___ LISTING

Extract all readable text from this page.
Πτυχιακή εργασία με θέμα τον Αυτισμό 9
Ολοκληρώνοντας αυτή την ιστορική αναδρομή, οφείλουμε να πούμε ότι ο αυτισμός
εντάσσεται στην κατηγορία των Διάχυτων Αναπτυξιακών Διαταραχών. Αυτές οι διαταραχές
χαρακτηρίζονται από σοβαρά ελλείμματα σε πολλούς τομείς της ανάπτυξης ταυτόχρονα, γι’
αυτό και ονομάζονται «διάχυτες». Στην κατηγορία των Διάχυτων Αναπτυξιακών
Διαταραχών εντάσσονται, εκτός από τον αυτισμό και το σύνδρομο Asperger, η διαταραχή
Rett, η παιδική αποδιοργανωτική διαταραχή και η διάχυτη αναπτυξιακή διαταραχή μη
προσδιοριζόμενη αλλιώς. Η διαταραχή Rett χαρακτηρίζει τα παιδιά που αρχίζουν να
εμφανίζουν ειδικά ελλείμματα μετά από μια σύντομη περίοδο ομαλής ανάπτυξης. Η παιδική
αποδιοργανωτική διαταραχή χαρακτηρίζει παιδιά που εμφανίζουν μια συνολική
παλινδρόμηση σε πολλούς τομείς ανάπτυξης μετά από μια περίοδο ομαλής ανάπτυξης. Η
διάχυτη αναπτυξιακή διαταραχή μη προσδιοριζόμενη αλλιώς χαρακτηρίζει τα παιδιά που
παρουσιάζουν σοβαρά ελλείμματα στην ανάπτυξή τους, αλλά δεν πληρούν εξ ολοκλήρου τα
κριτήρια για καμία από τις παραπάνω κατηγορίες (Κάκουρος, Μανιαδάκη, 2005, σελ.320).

______

- **EXERCISE DIRECTIONS**
Find "παιδιά". Copy every line it occurs in.

- **CORRECT OUTPUT**
προσδιοριζόμενη αλλιώς. Η διαταραχή Rett χαρακτηρίζει τα παιδιά που αρχίζουν να
αποδιοργανωτική διαταραχή χαρακτηρίζει παιδιά που εμφανίζουν μια συνολική
διάχυτη αναπτυξιακή διαταραχή μη προσδιοριζόμενη αλλιώς χαρακτηρίζει τα παιδιά που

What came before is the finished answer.